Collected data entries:
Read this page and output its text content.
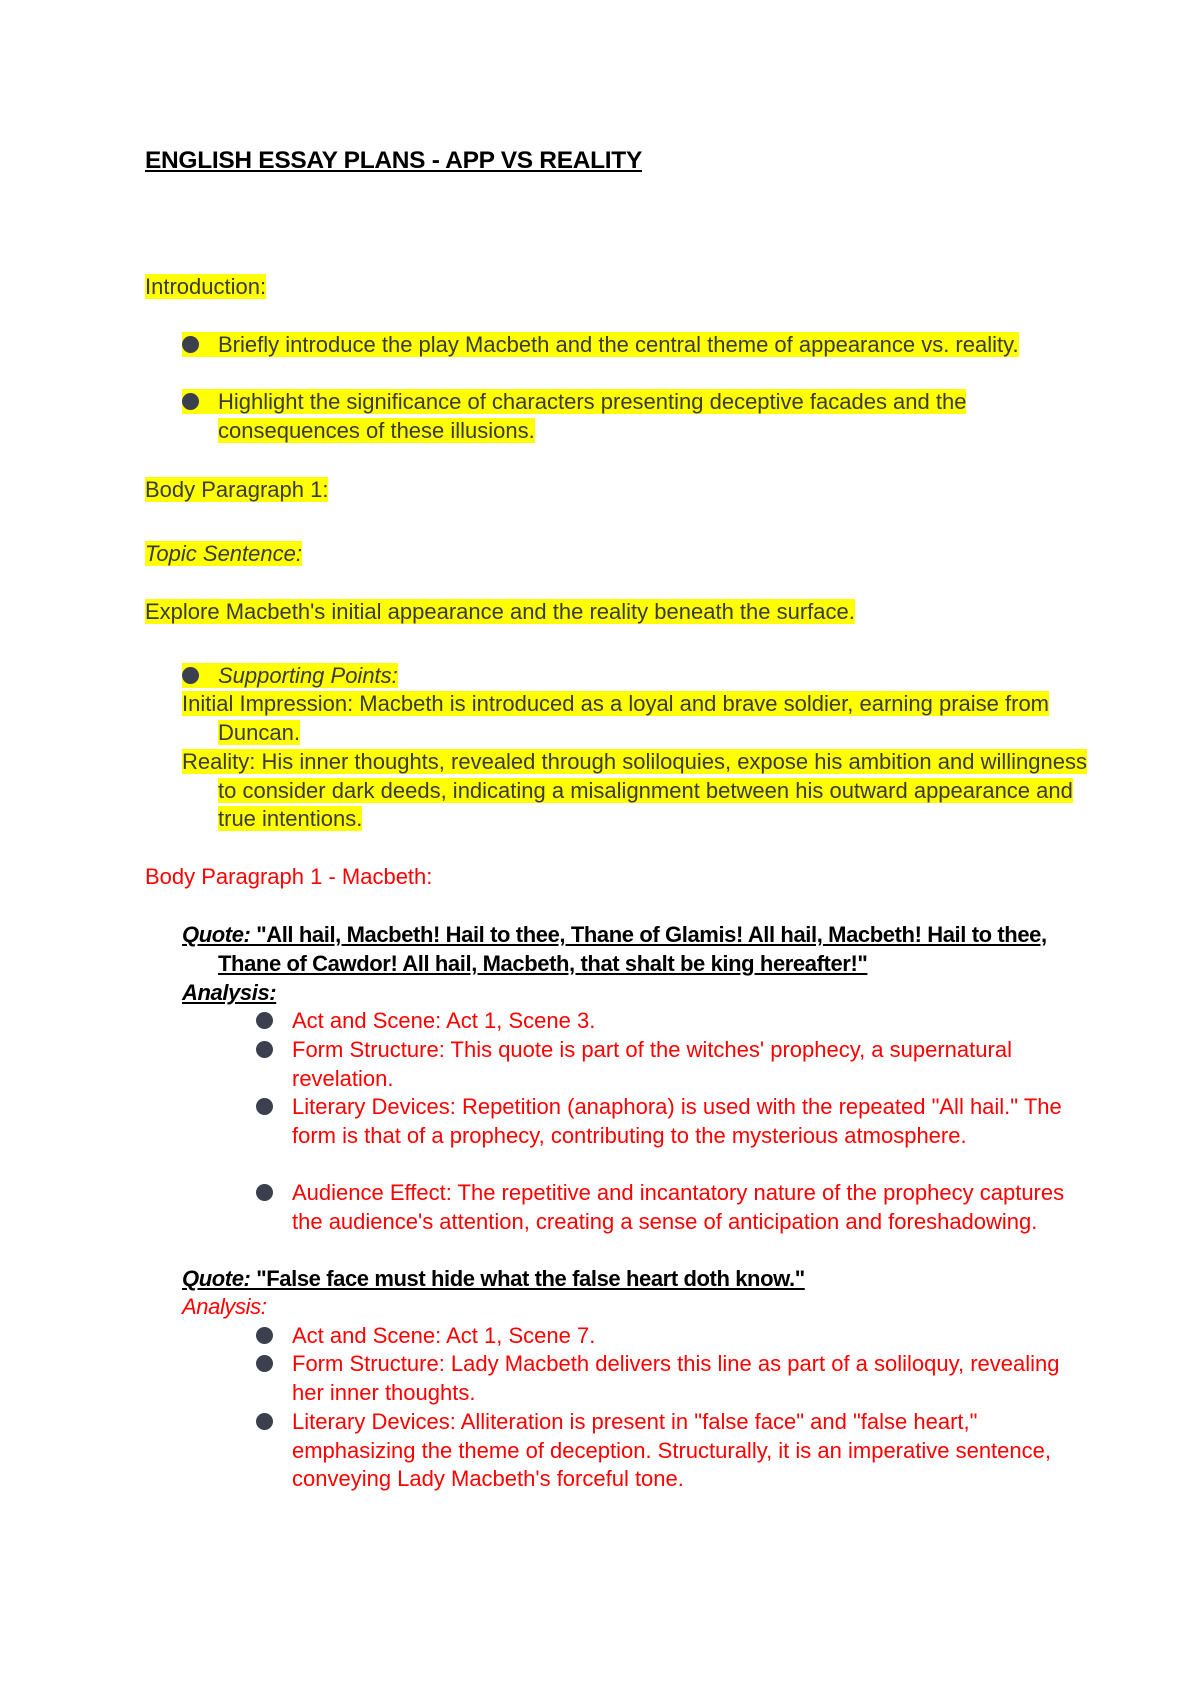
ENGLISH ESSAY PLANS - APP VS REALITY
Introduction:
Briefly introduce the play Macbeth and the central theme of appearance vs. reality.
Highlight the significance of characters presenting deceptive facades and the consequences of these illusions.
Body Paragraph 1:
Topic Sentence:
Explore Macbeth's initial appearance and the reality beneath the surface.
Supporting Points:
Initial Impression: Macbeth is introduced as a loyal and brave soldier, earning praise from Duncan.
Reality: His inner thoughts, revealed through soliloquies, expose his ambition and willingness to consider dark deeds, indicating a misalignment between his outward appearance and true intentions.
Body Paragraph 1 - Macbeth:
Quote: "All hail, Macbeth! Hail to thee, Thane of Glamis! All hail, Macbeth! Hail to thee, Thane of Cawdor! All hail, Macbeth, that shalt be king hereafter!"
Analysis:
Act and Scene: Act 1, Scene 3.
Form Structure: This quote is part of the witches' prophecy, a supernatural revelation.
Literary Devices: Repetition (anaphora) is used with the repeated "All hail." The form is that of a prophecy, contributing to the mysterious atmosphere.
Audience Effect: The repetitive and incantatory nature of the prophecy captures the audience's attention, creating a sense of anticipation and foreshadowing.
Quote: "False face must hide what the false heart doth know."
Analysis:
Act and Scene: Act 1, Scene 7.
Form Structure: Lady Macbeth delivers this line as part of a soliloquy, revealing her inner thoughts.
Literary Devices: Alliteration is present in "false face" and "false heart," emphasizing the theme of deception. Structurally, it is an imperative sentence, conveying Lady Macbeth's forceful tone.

Task goal: List all lines where "Paragraph" occurs.

Task output:
Body Paragraph 1:
Body Paragraph 1 - Macbeth:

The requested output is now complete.